• Task instructions:
Below are some records. Pull every line that contains the word "name".

== Items

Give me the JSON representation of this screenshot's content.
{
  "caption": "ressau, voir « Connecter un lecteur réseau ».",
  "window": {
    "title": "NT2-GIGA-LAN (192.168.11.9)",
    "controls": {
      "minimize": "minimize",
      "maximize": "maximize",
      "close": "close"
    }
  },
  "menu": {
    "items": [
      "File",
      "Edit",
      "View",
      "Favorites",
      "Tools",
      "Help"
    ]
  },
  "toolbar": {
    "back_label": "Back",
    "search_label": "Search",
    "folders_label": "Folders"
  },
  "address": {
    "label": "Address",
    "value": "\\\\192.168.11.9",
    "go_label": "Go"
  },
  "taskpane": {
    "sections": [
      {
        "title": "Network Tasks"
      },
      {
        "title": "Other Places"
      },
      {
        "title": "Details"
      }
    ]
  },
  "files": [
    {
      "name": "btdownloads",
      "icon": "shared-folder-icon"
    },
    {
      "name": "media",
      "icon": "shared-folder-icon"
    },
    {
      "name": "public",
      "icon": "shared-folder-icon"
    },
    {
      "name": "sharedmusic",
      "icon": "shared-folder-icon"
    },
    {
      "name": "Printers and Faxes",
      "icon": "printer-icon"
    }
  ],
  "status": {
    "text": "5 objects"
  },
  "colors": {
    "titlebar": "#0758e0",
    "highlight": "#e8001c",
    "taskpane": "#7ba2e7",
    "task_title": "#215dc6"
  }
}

====

• Expected output:
      "name": "btdownloads",
      "name": "media",
      "name": "public",
      "name": "sharedmusic",
      "name": "Printers and Faxes",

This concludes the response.